EXTRACTED INFORMATION:
-=-=-

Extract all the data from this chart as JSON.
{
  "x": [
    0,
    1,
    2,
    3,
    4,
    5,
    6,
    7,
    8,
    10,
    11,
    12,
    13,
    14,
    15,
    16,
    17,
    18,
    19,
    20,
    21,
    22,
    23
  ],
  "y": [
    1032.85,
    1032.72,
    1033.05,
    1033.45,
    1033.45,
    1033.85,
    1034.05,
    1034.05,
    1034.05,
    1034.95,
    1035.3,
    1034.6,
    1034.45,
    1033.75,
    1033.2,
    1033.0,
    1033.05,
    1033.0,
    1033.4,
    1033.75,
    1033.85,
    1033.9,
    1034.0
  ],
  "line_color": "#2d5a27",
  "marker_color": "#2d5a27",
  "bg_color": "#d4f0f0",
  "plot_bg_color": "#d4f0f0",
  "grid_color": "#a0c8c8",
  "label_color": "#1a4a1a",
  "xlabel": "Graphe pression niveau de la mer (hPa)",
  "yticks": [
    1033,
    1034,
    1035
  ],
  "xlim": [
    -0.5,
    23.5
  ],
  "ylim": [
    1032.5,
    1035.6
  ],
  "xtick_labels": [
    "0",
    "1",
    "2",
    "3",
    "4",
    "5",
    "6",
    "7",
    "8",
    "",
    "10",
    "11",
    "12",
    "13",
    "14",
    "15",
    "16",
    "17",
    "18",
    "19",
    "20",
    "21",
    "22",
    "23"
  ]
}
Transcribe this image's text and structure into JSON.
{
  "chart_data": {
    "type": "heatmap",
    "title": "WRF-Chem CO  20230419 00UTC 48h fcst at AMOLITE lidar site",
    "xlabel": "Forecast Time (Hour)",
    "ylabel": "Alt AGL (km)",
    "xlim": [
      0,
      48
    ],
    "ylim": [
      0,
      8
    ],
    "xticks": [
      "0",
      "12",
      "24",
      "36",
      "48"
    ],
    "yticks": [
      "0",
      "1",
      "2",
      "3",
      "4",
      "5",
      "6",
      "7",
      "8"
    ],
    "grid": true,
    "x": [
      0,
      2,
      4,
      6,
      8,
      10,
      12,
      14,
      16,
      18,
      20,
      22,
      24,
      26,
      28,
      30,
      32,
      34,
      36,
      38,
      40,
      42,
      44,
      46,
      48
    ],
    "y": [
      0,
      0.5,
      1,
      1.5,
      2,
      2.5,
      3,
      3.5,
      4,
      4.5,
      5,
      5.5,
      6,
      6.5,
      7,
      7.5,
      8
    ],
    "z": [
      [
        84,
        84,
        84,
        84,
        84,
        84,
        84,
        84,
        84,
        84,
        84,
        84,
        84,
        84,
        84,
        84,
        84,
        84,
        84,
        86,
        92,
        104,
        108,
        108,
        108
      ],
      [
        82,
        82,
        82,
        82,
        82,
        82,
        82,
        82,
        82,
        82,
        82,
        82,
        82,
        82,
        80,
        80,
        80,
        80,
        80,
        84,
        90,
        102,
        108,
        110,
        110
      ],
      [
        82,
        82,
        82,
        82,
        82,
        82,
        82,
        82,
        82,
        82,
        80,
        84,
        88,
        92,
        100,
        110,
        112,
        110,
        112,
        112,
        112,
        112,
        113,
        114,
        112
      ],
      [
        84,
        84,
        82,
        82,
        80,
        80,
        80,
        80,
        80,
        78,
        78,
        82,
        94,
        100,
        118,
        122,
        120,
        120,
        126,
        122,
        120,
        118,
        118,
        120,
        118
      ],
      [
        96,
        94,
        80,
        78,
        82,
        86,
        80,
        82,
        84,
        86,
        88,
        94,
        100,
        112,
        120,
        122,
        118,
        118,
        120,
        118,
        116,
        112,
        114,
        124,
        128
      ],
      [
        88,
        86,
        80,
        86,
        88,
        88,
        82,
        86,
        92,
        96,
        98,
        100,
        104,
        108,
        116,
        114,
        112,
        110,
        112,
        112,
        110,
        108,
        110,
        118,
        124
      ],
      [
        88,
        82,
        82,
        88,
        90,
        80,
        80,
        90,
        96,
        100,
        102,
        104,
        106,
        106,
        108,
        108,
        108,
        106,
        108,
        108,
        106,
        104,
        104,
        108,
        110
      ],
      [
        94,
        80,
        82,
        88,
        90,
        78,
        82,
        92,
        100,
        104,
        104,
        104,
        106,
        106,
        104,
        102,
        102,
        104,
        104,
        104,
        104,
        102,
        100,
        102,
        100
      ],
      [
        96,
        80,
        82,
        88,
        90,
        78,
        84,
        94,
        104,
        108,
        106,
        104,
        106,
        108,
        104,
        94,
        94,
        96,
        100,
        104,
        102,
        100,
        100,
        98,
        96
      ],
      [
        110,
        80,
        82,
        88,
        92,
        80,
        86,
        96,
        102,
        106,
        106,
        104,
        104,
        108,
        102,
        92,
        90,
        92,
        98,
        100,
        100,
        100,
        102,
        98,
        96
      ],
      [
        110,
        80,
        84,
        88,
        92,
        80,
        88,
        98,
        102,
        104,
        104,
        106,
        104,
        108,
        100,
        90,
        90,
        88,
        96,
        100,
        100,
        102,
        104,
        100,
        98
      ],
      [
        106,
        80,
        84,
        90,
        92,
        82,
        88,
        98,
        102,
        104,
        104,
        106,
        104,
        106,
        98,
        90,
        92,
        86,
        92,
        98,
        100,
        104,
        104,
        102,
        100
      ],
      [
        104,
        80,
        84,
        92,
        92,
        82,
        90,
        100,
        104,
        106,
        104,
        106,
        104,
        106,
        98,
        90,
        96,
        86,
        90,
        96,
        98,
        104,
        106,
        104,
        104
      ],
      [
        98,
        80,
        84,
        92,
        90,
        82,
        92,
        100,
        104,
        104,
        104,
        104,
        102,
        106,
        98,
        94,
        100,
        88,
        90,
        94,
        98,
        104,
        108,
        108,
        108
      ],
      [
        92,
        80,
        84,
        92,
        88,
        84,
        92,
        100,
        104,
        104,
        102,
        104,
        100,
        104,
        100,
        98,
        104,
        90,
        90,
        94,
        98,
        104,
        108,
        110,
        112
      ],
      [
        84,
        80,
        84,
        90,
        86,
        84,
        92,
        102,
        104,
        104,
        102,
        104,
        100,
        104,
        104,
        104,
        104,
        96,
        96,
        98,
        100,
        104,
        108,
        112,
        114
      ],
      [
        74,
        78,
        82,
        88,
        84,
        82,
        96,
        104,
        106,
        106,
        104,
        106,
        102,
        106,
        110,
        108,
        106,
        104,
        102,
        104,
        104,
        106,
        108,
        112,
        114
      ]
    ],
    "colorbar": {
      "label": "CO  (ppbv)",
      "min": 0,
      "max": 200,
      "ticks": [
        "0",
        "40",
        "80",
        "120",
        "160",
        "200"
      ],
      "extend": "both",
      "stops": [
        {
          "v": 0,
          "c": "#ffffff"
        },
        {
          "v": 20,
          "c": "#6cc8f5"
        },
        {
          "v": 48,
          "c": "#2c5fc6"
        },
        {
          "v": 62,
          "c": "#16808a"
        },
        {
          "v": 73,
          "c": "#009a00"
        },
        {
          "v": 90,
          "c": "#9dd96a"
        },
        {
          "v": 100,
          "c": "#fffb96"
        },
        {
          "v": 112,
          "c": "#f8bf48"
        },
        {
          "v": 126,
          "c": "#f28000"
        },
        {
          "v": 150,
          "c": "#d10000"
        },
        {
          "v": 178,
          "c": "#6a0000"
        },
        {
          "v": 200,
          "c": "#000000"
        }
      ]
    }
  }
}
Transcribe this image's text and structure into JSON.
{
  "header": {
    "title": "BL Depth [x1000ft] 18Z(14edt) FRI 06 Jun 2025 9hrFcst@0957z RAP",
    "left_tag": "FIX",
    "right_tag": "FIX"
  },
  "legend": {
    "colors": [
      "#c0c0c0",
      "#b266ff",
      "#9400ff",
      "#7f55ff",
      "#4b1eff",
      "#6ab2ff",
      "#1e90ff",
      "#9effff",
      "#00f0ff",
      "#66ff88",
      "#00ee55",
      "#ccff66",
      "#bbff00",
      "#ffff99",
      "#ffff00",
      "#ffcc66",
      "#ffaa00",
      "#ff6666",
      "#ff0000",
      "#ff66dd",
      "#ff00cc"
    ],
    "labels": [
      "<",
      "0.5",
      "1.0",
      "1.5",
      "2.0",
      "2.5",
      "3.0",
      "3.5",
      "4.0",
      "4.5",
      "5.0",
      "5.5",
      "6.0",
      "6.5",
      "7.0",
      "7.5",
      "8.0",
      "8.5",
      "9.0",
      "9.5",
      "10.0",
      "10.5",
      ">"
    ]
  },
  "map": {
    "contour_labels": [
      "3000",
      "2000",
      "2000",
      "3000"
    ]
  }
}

-=-=-

EXERCISE DIRECTIONS: How many lines in the records hold the string "title"? Reply with the number alone.

THE RESPONSE: 2